▶ _EXERCISE MATERIALS_

++++++++++

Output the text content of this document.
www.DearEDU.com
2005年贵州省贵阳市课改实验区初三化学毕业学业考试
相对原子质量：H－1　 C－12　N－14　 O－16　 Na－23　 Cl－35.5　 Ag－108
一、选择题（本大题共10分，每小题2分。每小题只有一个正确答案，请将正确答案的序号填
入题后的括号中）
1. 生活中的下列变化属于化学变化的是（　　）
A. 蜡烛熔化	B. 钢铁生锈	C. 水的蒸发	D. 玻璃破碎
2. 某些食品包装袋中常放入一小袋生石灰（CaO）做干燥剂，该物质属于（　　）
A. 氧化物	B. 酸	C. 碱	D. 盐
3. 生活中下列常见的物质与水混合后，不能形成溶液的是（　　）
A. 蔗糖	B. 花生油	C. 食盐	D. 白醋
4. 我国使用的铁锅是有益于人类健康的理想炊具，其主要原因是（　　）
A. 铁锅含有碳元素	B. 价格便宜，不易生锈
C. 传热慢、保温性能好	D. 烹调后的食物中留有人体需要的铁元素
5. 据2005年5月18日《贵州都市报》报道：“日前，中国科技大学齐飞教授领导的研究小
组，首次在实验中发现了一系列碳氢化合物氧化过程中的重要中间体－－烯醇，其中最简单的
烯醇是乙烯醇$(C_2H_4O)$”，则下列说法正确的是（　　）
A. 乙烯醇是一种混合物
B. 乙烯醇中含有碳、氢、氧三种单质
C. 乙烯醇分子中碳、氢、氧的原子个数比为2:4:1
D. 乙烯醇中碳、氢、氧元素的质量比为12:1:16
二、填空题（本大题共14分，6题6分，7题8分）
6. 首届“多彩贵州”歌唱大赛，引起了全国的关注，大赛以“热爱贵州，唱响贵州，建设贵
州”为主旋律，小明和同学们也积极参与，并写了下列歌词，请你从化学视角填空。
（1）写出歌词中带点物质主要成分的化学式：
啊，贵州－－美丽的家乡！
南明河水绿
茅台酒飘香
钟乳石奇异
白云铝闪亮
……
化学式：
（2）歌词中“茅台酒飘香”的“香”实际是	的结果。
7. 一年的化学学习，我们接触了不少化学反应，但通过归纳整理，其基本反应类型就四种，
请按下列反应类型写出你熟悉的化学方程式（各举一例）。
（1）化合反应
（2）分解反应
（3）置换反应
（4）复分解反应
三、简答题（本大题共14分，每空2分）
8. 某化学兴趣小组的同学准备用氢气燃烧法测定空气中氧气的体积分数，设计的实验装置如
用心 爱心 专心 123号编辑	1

++++++++++

▶ _WORK TO DO_
Using the material above, print every entry exactly as written.

▶ _ANSWER TO THE TASK_
Output the text content of this document.
www.DearEDU.com
2005年贵州省贵阳市课改实验区初三化学毕业学业考试
相对原子质量：H－1　 C－12　N－14　 O－16　 Na－23　 Cl－35.5　 Ag－108
一、选择题（本大题共10分，每小题2分。每小题只有一个正确答案，请将正确答案的序号填
入题后的括号中）
1. 生活中的下列变化属于化学变化的是（　　）
A. 蜡烛熔化	B. 钢铁生锈	C. 水的蒸发	D. 玻璃破碎
2. 某些食品包装袋中常放入一小袋生石灰（CaO）做干燥剂，该物质属于（　　）
A. 氧化物	B. 酸	C. 碱	D. 盐
3. 生活中下列常见的物质与水混合后，不能形成溶液的是（　　）
A. 蔗糖	B. 花生油	C. 食盐	D. 白醋
4. 我国使用的铁锅是有益于人类健康的理想炊具，其主要原因是（　　）
A. 铁锅含有碳元素	B. 价格便宜，不易生锈
C. 传热慢、保温性能好	D. 烹调后的食物中留有人体需要的铁元素
5. 据2005年5月18日《贵州都市报》报道：“日前，中国科技大学齐飞教授领导的研究小
组，首次在实验中发现了一系列碳氢化合物氧化过程中的重要中间体－－烯醇，其中最简单的
烯醇是乙烯醇$(C_2H_4O)$”，则下列说法正确的是（　　）
A. 乙烯醇是一种混合物
B. 乙烯醇中含有碳、氢、氧三种单质
C. 乙烯醇分子中碳、氢、氧的原子个数比为2:4:1
D. 乙烯醇中碳、氢、氧元素的质量比为12:1:16
二、填空题（本大题共14分，6题6分，7题8分）
6. 首届“多彩贵州”歌唱大赛，引起了全国的关注，大赛以“热爱贵州，唱响贵州，建设贵
州”为主旋律，小明和同学们也积极参与，并写了下列歌词，请你从化学视角填空。
（1）写出歌词中带点物质主要成分的化学式：
啊，贵州－－美丽的家乡！
南明河水绿
茅台酒飘香
钟乳石奇异
白云铝闪亮
……
化学式：
（2）歌词中“茅台酒飘香”的“香”实际是	的结果。
7. 一年的化学学习，我们接触了不少化学反应，但通过归纳整理，其基本反应类型就四种，
请按下列反应类型写出你熟悉的化学方程式（各举一例）。
（1）化合反应
（2）分解反应
（3）置换反应
（4）复分解反应
三、简答题（本大题共14分，每空2分）
8. 某化学兴趣小组的同学准备用氢气燃烧法测定空气中氧气的体积分数，设计的实验装置如
用心 爱心 专心 123号编辑	1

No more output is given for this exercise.